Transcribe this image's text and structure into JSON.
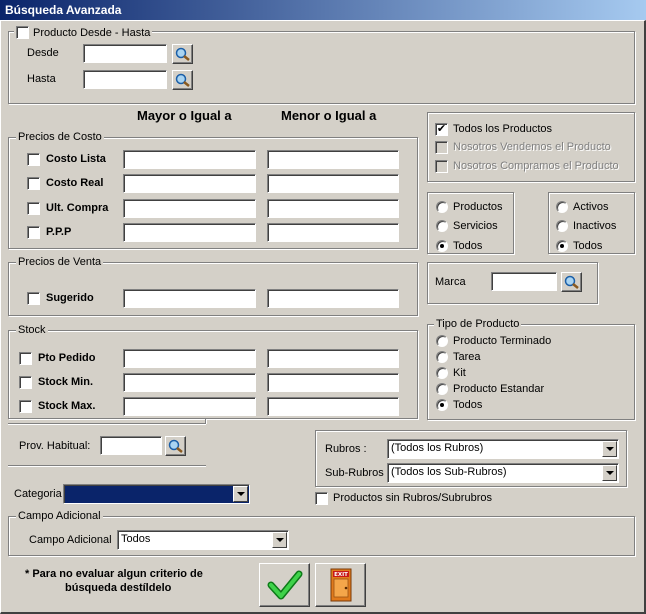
{
  "window": {
    "title": "Búsqueda Avanzada"
  },
  "producto_rango": {
    "checkbox_label": "Producto Desde - Hasta",
    "desde_label": "Desde",
    "hasta_label": "Hasta",
    "desde_value": "",
    "hasta_value": ""
  },
  "column_headers": {
    "mayor": "Mayor o Igual a",
    "menor": "Menor o Igual a"
  },
  "precios_costo": {
    "title": "Precios de Costo",
    "items": [
      "Costo Lista",
      "Costo Real",
      "Ult. Compra",
      "P.P.P"
    ]
  },
  "precios_venta": {
    "title": "Precios de Venta",
    "items": [
      "Sugerido"
    ]
  },
  "stock": {
    "title": "Stock",
    "items": [
      "Pto Pedido",
      "Stock Min.",
      "Stock Max."
    ]
  },
  "todos_productos": {
    "items": [
      {
        "label": "Todos los Productos",
        "checked": true,
        "enabled": true
      },
      {
        "label": "Nosotros Vendemos el Producto",
        "checked": false,
        "enabled": false
      },
      {
        "label": "Nosotros Compramos el Producto",
        "checked": false,
        "enabled": false
      }
    ]
  },
  "tipo_item": {
    "options": [
      "Productos",
      "Servicios",
      "Todos"
    ],
    "selected": "Todos"
  },
  "estado": {
    "options": [
      "Activos",
      "Inactivos",
      "Todos"
    ],
    "selected": "Todos"
  },
  "marca": {
    "label": "Marca",
    "value": ""
  },
  "tipo_producto": {
    "title": "Tipo de Producto",
    "options": [
      "Producto Terminado",
      "Tarea",
      "Kit",
      "Producto Estandar",
      "Todos"
    ],
    "selected": "Todos"
  },
  "prov_habitual": {
    "label": "Prov. Habitual:",
    "value": ""
  },
  "rubros": {
    "rubros_label": "Rubros :",
    "rubros_value": "(Todos los Rubros)",
    "subrubros_label": "Sub-Rubros :",
    "subrubros_value": "(Todos los Sub-Rubros)"
  },
  "sin_rubros": {
    "label": "Productos sin Rubros/Subrubros",
    "checked": false
  },
  "categoria": {
    "label": "Categoria",
    "value": ""
  },
  "campo_adicional": {
    "title": "Campo Adicional",
    "label": "Campo Adicional",
    "value": "Todos"
  },
  "note": {
    "line1": "* Para no evaluar algun criterio de",
    "line2": "búsqueda destíldelo"
  },
  "exit_icon_text": "EXIT",
  "colors": {
    "titlebar": "#0a246a",
    "face": "#d4d0c8",
    "check_green": "#1fae2a",
    "exit_orange": "#e07a1c"
  }
}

■ ■ ■ ■ ■

> _Problem details_
Filter the entries and copy out every line with the word "Igual".

> _Solution_
    "mayor": "Mayor o Igual a",
    "menor": "Menor o Igual a"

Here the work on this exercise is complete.